§ **Questions à traiter**:
a) Répondez, s'il vous plaît, à ces questions sur le texte d'étude :
(i) Dans quel arrondissement de Paris se trouve le foyer ?
(ii) Sur quelle application les vidéos ont-elles été partagées ?
(iii) Comment l'acte est-il présenté dans le dernier paragraphe ?
b) Reprenez le texte d'étude après sa dernière phrase et écrivez-en la suite.

Des éducateurs d’un foyer de l’Aide sociale à l’enfance dans le 13e arrondissement de Paris ont rasé les cheveux d’un garçon de 8 ans nommé Eliott. L’incident s’est produit en février 2025. Ils ont filmé la scène et partagé des vidéos sur une boucle WhatsApp interne, où des moqueries ont suivi.
La vidéo montre l’enfant assis torse nu, une éducatrice à la tondeuse. Un adulte lance « On va t’appeler double face ». Un autre enfant ajoute « On dirait Aladin ». Ces propos soulignent une humiliation publique.
Les faits rappellent des pratiques anciennes en internats, où des sanctions physiques visaient à imposer la discipline. Autrefois, on coupait les cheveux pour marquer la faute. Aujourd’hui, cela heurte les normes protectrices de l’enfance. L’acte, présenté comme une « sanction », interroge les méthodes éducatives actuelles.

§ **Données affichées**:
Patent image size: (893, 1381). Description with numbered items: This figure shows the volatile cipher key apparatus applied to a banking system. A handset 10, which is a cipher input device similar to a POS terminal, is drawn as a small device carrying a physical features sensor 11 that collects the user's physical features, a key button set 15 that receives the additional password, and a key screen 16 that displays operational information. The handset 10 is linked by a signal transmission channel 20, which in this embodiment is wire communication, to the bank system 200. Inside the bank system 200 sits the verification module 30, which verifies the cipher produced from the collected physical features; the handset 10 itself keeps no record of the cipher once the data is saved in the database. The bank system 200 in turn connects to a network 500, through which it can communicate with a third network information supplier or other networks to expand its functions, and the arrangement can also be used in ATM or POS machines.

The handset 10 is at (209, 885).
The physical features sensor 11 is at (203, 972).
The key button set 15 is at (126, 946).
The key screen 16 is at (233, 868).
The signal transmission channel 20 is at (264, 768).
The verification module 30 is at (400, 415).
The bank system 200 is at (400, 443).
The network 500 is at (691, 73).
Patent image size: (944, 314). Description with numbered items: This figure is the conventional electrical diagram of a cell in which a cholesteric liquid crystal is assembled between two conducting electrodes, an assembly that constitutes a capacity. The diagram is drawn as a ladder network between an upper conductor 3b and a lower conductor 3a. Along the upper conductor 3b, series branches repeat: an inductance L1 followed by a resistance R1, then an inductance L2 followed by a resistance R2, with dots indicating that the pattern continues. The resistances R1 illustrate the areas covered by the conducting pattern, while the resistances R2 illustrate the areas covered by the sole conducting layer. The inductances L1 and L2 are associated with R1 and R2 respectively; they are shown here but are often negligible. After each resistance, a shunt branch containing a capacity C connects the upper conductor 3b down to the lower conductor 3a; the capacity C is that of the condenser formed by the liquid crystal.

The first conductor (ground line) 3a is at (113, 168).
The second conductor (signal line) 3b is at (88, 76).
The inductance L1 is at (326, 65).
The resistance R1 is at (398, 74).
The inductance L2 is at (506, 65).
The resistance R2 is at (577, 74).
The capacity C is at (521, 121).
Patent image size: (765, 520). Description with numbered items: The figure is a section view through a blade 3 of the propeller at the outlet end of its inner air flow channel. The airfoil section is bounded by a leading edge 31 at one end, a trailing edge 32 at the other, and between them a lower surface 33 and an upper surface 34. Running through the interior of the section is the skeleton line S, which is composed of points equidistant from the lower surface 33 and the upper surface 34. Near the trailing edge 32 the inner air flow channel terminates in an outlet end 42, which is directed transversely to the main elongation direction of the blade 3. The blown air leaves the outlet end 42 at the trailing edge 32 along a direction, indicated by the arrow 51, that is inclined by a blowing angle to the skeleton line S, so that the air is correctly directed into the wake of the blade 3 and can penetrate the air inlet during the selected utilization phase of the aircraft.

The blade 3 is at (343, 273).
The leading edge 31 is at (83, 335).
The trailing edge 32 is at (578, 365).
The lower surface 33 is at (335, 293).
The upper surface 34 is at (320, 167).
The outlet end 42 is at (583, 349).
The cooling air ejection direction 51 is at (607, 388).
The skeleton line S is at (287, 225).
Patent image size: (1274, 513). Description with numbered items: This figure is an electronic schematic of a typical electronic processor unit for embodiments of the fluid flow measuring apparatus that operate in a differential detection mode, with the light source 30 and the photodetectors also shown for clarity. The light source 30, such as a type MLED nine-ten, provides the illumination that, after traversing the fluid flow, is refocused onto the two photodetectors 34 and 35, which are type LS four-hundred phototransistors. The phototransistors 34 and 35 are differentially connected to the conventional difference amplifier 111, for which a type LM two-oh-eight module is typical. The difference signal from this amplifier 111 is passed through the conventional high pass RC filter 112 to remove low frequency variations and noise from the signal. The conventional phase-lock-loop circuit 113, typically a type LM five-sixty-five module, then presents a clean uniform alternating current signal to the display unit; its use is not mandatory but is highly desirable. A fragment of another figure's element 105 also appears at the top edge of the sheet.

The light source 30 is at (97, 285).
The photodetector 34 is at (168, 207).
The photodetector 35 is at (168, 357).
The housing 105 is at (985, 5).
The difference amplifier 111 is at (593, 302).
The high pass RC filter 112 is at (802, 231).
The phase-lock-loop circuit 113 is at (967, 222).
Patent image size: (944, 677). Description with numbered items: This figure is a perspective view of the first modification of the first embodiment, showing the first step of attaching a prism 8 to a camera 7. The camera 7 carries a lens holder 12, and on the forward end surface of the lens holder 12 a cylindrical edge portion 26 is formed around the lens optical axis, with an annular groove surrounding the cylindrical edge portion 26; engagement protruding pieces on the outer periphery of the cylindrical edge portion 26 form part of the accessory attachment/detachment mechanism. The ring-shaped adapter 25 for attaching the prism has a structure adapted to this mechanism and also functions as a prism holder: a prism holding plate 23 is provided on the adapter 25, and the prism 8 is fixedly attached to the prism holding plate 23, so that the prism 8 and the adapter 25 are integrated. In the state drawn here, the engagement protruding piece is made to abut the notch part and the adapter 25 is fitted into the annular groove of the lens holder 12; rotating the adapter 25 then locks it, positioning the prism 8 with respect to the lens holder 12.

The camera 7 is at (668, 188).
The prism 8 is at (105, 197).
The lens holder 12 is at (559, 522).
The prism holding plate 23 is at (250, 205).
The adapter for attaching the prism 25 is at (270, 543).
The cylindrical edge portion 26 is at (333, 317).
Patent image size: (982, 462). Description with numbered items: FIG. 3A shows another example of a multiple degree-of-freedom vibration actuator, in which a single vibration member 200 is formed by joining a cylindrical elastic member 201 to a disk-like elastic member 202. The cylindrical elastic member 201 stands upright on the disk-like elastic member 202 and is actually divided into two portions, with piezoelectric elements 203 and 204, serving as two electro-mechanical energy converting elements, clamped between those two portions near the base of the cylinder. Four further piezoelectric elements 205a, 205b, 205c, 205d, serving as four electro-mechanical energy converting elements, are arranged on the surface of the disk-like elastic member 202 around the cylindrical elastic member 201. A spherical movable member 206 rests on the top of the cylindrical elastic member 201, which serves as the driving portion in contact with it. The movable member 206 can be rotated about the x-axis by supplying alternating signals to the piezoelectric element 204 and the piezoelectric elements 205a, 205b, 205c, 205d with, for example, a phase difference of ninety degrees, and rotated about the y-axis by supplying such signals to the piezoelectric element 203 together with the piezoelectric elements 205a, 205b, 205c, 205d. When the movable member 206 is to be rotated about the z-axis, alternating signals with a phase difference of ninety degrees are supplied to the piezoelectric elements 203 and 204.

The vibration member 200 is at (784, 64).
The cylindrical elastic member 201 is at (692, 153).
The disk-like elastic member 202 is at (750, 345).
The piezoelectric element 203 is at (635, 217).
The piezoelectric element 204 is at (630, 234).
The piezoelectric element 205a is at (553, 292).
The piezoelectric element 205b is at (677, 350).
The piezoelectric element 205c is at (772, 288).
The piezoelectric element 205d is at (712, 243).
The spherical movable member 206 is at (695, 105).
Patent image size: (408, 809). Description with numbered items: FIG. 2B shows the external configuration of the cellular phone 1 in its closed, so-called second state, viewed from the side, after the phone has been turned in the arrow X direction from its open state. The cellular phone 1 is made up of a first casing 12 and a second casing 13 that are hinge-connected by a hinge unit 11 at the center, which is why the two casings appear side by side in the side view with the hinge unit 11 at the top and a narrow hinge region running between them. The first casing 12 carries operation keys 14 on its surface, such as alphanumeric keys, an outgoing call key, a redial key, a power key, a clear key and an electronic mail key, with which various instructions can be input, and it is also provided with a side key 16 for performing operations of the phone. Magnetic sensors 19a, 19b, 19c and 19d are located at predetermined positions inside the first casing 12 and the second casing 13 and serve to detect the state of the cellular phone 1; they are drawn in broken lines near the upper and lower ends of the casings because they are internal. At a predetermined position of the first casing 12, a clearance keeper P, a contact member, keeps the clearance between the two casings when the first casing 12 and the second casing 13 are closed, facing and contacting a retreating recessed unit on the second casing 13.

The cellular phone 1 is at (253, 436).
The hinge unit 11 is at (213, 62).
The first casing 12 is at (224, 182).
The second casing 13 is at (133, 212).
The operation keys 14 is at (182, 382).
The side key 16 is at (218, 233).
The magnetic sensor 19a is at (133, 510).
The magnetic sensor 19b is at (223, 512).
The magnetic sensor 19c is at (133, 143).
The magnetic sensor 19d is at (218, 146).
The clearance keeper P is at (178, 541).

§ **Réponses de l'exercice**:
a)
(i) Dans le 13e arrondissement.
(ii) Sur WhatsApp, dans une boucle interne.
(iii) Comme une « sanction ».

b)
La justice a été saisie après signalement. Les réseaux sociaux amplifient l’indignation. Des psychologues alertent sur les impacts durables pour l’estime de soi des enfants placés. Ce cas révèle des failles dans la supervision des foyers.
Franceinfo a révélé l’affaire, ravivant les débats sur l’Aide sociale à l’enfance. Des appels à réforme émergent pour mieux encadrer les éducateurs. Les enquêtes pourraient mener à des sanctions pénales.